EXERCISE GOAL:
Can you arrange the lines below as a numbered list, skipping any blank lines and leaving out the pictures?

* BEGIN *

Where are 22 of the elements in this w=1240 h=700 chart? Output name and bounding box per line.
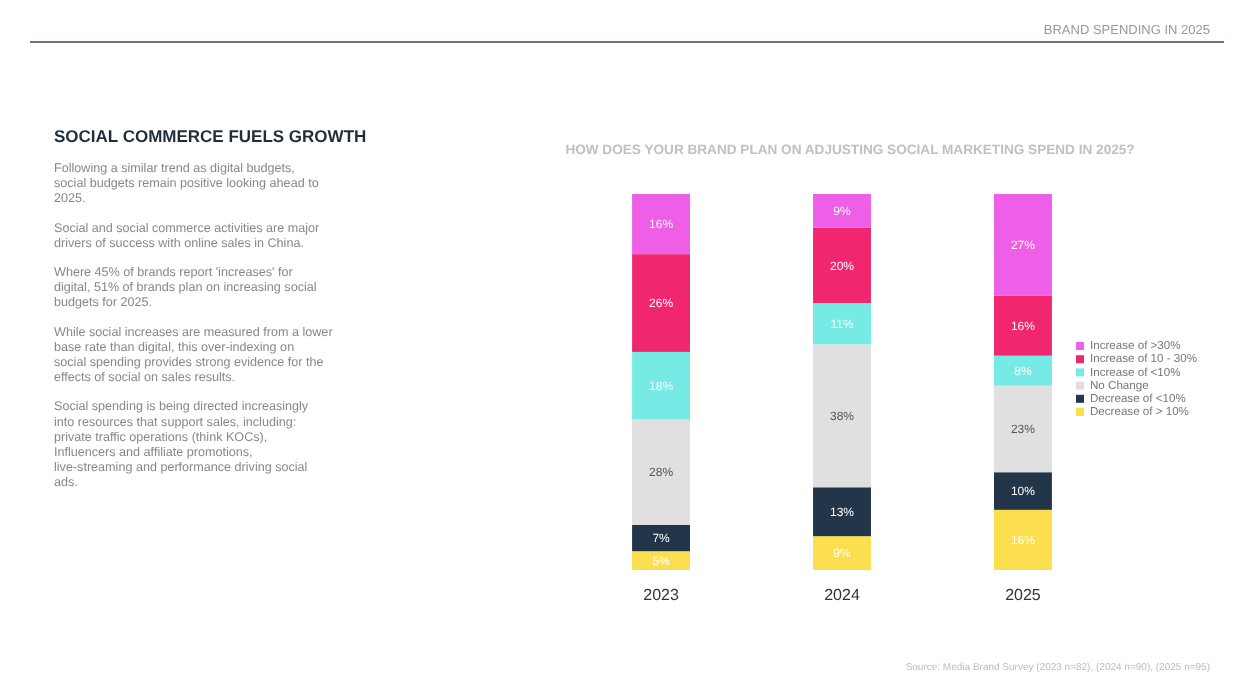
bar	[994, 194, 1052, 296]
bar	[632, 551, 690, 570]
bar	[813, 194, 871, 228]
bar	[813, 536, 871, 570]
bar	[994, 355, 1052, 386]
bar	[994, 385, 1052, 473]
bar	[632, 524, 690, 552]
bar	[632, 351, 690, 420]
x-tick-label: 2025	[1005, 586, 1042, 604]
bar	[994, 295, 1052, 356]
bar	[813, 227, 871, 304]
x-tick-label: 2024	[824, 586, 861, 604]
bar	[632, 419, 690, 525]
bar	[632, 194, 690, 255]
bar	[994, 509, 1052, 570]
text: SOCIAL COMMERCE FUELS GROWTH	[54, 126, 367, 146]
bar	[813, 487, 871, 537]
bar	[813, 303, 871, 345]
bar	[632, 254, 690, 352]
x-tick-label: 2023	[643, 586, 680, 604]
bar	[994, 472, 1052, 510]
bar	[813, 344, 871, 488]
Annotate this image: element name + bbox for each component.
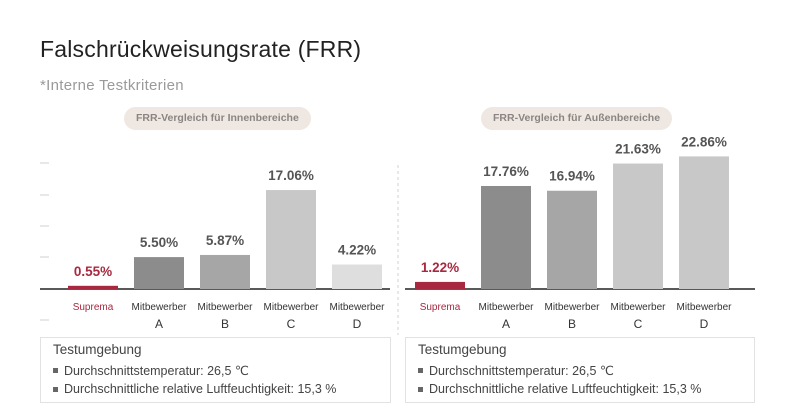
page-subtitle: *Interne Testkriterien bbox=[40, 77, 184, 94]
indoor-env-temperature: Durchschnittstemperatur: 26,5 ℃ bbox=[53, 363, 390, 378]
outdoor-category-letter-3: B bbox=[568, 317, 576, 331]
outdoor-humidity-text: Durchschnittliche relative Luftfeuchtigk… bbox=[429, 382, 702, 396]
outdoor-value-label-5: 22.86% bbox=[681, 134, 727, 149]
outdoor-category-letter-4: C bbox=[634, 317, 643, 331]
bullet-square-icon bbox=[53, 368, 58, 373]
indoor-value-label-5: 4.22% bbox=[338, 243, 376, 258]
outdoor-bar-4 bbox=[613, 163, 663, 289]
outdoor-category-letter-2: A bbox=[502, 317, 510, 331]
indoor-humidity-text: Durchschnittliche relative Luftfeuchtigk… bbox=[64, 382, 337, 396]
indoor-category-letter-5: D bbox=[353, 317, 362, 331]
indoor-category-label-5: Mitbewerber bbox=[329, 302, 385, 313]
indoor-value-label-1: 0.55% bbox=[74, 264, 112, 279]
outdoor-value-label-1: 1.22% bbox=[421, 260, 459, 275]
outdoor-value-label-3: 16.94% bbox=[549, 169, 595, 184]
outdoor-bar-1 bbox=[415, 281, 465, 289]
outdoor-bar-5 bbox=[679, 156, 729, 289]
outdoor-env-title: Testumgebung bbox=[418, 342, 507, 357]
indoor-chart-title: FRR-Vergleich für Innenbereiche bbox=[124, 107, 311, 130]
indoor-env-title: Testumgebung bbox=[53, 342, 142, 357]
indoor-category-letter-2: A bbox=[155, 317, 163, 331]
outdoor-category-label-3: Mitbewerber bbox=[544, 302, 600, 313]
outdoor-test-environment-box: Testumgebung Durchschnittstemperatur: 26… bbox=[405, 337, 755, 403]
outdoor-category-label-5: Mitbewerber bbox=[676, 302, 732, 313]
outdoor-category-label-4: Mitbewerber bbox=[610, 302, 666, 313]
outdoor-bar-3 bbox=[547, 190, 597, 289]
bullet-square-icon bbox=[53, 386, 58, 392]
outdoor-temperature-text: Durchschnittstemperatur: 26,5 ℃ bbox=[429, 364, 614, 378]
outdoor-category-label-2: Mitbewerber bbox=[478, 302, 534, 313]
outdoor-value-label-4: 21.63% bbox=[615, 142, 661, 157]
indoor-category-letter-4: C bbox=[287, 317, 296, 331]
indoor-test-environment-box: Testumgebung Durchschnittstemperatur: 26… bbox=[40, 337, 391, 403]
indoor-bar-2 bbox=[134, 257, 184, 289]
outdoor-category-label-1: Suprema bbox=[420, 302, 461, 313]
frr-bar-charts: 0.55% Suprema 5.50% Mitbewerber A 5.87% Mitbew… bbox=[40, 134, 755, 335]
outdoor-chart-title: FRR-Vergleich für Außenbereiche bbox=[481, 107, 673, 130]
indoor-value-label-4: 17.06% bbox=[268, 168, 314, 183]
indoor-value-label-3: 5.87% bbox=[206, 233, 244, 248]
indoor-bar-4 bbox=[266, 190, 316, 289]
bullet-square-icon bbox=[418, 368, 423, 373]
outdoor-value-label-2: 17.76% bbox=[483, 164, 529, 179]
indoor-env-humidity: Durchschnittliche relative Luftfeuchtigk… bbox=[53, 382, 390, 396]
page-title: Falschrückweisungsrate (FRR) bbox=[40, 36, 362, 62]
indoor-bar-5 bbox=[332, 264, 382, 289]
indoor-bar-1 bbox=[68, 285, 118, 289]
outdoor-bar-2 bbox=[481, 185, 531, 289]
indoor-category-label-2: Mitbewerber bbox=[131, 302, 187, 313]
indoor-category-label-4: Mitbewerber bbox=[263, 302, 319, 313]
indoor-category-label-3: Mitbewerber bbox=[197, 302, 253, 313]
outdoor-env-humidity: Durchschnittliche relative Luftfeuchtigk… bbox=[418, 382, 754, 396]
outdoor-category-letter-5: D bbox=[700, 317, 709, 331]
indoor-bar-3 bbox=[200, 254, 250, 289]
indoor-category-label-1: Suprema bbox=[73, 302, 114, 313]
indoor-value-label-2: 5.50% bbox=[140, 235, 178, 250]
indoor-category-letter-3: B bbox=[221, 317, 229, 331]
indoor-temperature-text: Durchschnittstemperatur: 26,5 ℃ bbox=[64, 364, 249, 378]
outdoor-env-temperature: Durchschnittstemperatur: 26,5 ℃ bbox=[418, 363, 754, 378]
bullet-square-icon bbox=[418, 386, 423, 392]
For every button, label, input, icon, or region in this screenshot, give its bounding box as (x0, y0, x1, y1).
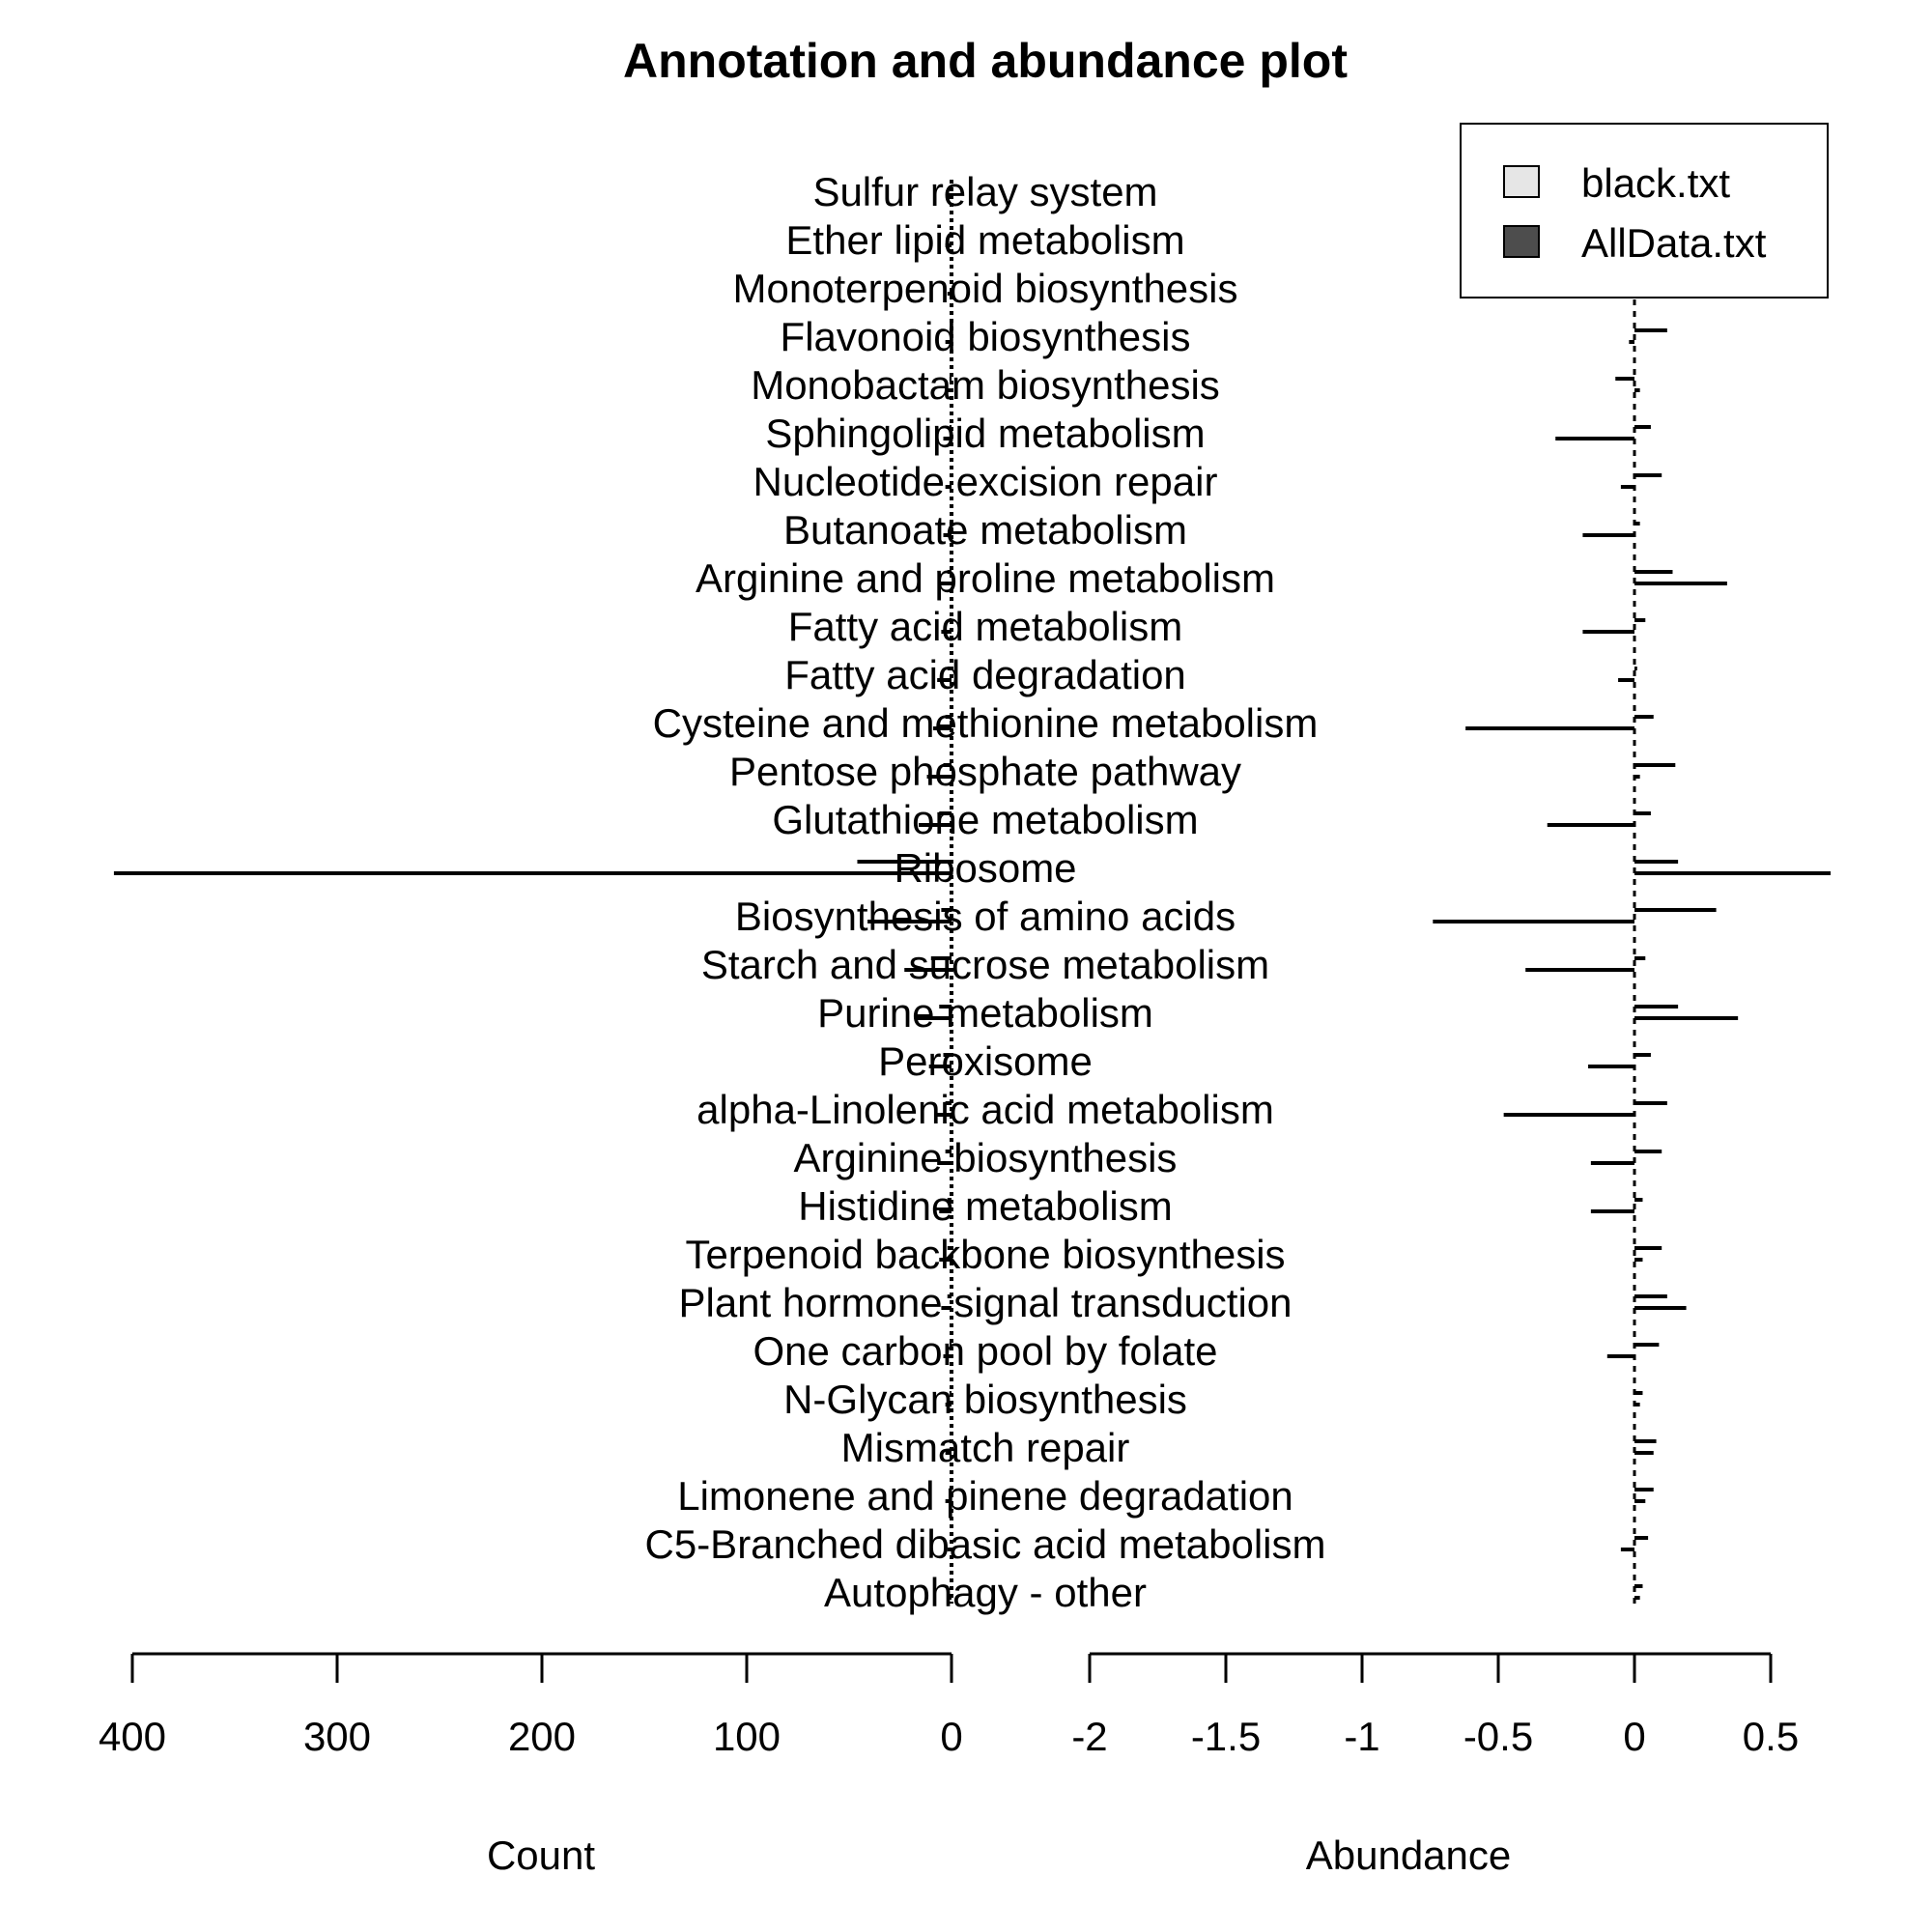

* END *

ANSWER TO THE TASK:
1. Where are 22 of the elements in this w=1240 h=700 chart? Output name and bounding box per line.
2. bar	[994, 194, 1052, 296]
3. bar	[632, 551, 690, 570]
4. bar	[813, 194, 871, 228]
5. bar	[813, 536, 871, 570]
6. bar	[994, 355, 1052, 386]
7. bar	[994, 385, 1052, 473]
8. bar	[632, 524, 690, 552]
9. bar	[632, 351, 690, 420]
10. x-tick-label: 2025	[1005, 586, 1042, 604]
11. bar	[994, 295, 1052, 356]
12. bar	[813, 227, 871, 304]
13. x-tick-label: 2024	[824, 586, 861, 604]
14. bar	[632, 419, 690, 525]
15. bar	[632, 194, 690, 255]
16. bar	[994, 509, 1052, 570]
17. text: SOCIAL COMMERCE FUELS GROWTH	[54, 126, 367, 146]
18. bar	[813, 487, 871, 537]
19. bar	[813, 303, 871, 345]
20. bar	[632, 254, 690, 352]
21. x-tick-label: 2023	[643, 586, 680, 604]
22. bar	[994, 472, 1052, 510]
23. bar	[813, 344, 871, 488]
24. Annotate this image: element name + bbox for each component.
25. page-subtitle: *Interne Testkriterien bbox=[40, 77, 184, 94]
26. indoor-env-temperature: Durchschnittstemperatur: 26,5 ℃ bbox=[53, 363, 390, 378]
27. outdoor-category-letter-3: B bbox=[568, 317, 576, 331]
28. outdoor-humidity-text: Durchschnittliche relative Luftfeuchtigk… bbox=[429, 382, 702, 396]
29. outdoor-value-label-5: 22.86% bbox=[681, 134, 727, 149]
30. outdoor-category-letter-4: C bbox=[634, 317, 643, 331]
31. bullet-square-icon bbox=[53, 368, 58, 373]
32. indoor-value-label-5: 4.22% bbox=[338, 243, 376, 258]
33. outdoor-bar-4 bbox=[613, 163, 663, 289]
34. outdoor-category-letter-2: A bbox=[502, 317, 510, 331]
35. indoor-humidity-text: Durchschnittliche relative Luftfeuchtigk… bbox=[64, 382, 337, 396]
36. indoor-category-letter-5: D bbox=[353, 317, 362, 331]
37. indoor-category-label-5: Mitbewerber bbox=[329, 302, 385, 313]
38. indoor-value-label-1: 0.55% bbox=[74, 264, 112, 279]
39. outdoor-value-label-1: 1.22% bbox=[421, 260, 459, 275]
40. outdoor-value-label-3: 16.94% bbox=[549, 169, 595, 184]
41. outdoor-bar-1 bbox=[415, 281, 465, 289]
42. outdoor-bar-5 bbox=[679, 156, 729, 289]
43. outdoor-env-title: Testumgebung bbox=[418, 342, 507, 357]
44. indoor-chart-title: FRR-Vergleich für Innenbereiche bbox=[124, 107, 311, 130]
45. indoor-env-title: Testumgebung bbox=[53, 342, 142, 357]
46. indoor-category-letter-2: A bbox=[155, 317, 163, 331]
47. outdoor-category-label-3: Mitbewerber bbox=[544, 302, 600, 313]
48. outdoor-test-environment-box: Testumgebung Durchschnittstemperatur: 26… bbox=[405, 337, 755, 403]
49. outdoor-category-label-5: Mitbewerber bbox=[676, 302, 732, 313]
50. outdoor-category-label-4: Mitbewerber bbox=[610, 302, 666, 313]
51. outdoor-bar-3 bbox=[547, 190, 597, 289]
52. bullet-square-icon bbox=[53, 386, 58, 392]
53. outdoor-temperature-text: Durchschnittstemperatur: 26,5 ℃ bbox=[429, 364, 614, 378]
54. outdoor-category-label-2: Mitbewerber bbox=[478, 302, 534, 313]
55. outdoor-value-label-4: 21.63% bbox=[615, 142, 661, 157]
56. indoor-category-letter-4: C bbox=[287, 317, 296, 331]
57. indoor-test-environment-box: Testumgebung Durchschnittstemperatur: 26… bbox=[40, 337, 391, 403]
58. indoor-bar-2 bbox=[134, 257, 184, 289]
59. outdoor-category-label-1: Suprema bbox=[420, 302, 461, 313]
60. frr-bar-charts: 0.55% Suprema 5.50% Mitbewerber A 5.87% Mitbew… bbox=[40, 134, 755, 335]
61. outdoor-chart-title: FRR-Vergleich für Außenbereiche bbox=[481, 107, 673, 130]
62. indoor-value-label-4: 17.06% bbox=[268, 168, 314, 183]
63. indoor-value-label-3: 5.87% bbox=[206, 233, 244, 248]
64. indoor-bar-4 bbox=[266, 190, 316, 289]
65. bullet-square-icon bbox=[418, 368, 423, 373]
66. outdoor-value-label-2: 17.76% bbox=[483, 164, 529, 179]
67. indoor-env-humidity: Durchschnittliche relative Luftfeuchtigk… bbox=[53, 382, 390, 396]
68. page-title: Falschrückweisungsrate (FRR) bbox=[40, 36, 362, 62]
69. indoor-bar-5 bbox=[332, 264, 382, 289]
70. indoor-bar-1 bbox=[68, 285, 118, 289]
71. outdoor-bar-2 bbox=[481, 185, 531, 289]
72. indoor-category-label-2: Mitbewerber bbox=[131, 302, 187, 313]
73. indoor-category-label-4: Mitbewerber bbox=[263, 302, 319, 313]
74. indoor-category-label-3: Mitbewerber bbox=[197, 302, 253, 313]
75. outdoor-env-humidity: Durchschnittliche relative Luftfeuchtigk… bbox=[418, 382, 754, 396]
76. outdoor-category-letter-5: D bbox=[700, 317, 709, 331]
77. indoor-bar-3 bbox=[200, 254, 250, 289]
78. indoor-category-label-1: Suprema bbox=[73, 302, 114, 313]
79. indoor-value-label-2: 5.50% bbox=[140, 235, 178, 250]
80. indoor-category-letter-3: B bbox=[221, 317, 229, 331]
81. indoor-temperature-text: Durchschnittstemperatur: 26,5 ℃ bbox=[64, 364, 249, 378]
82. outdoor-env-temperature: Durchschnittstemperatur: 26,5 ℃ bbox=[418, 363, 754, 378]
83. bullet-square-icon bbox=[418, 386, 423, 392]
84. For every button, label, input, icon, or region in this screenshot, give its bounding box as (x0, y0, x1, y1).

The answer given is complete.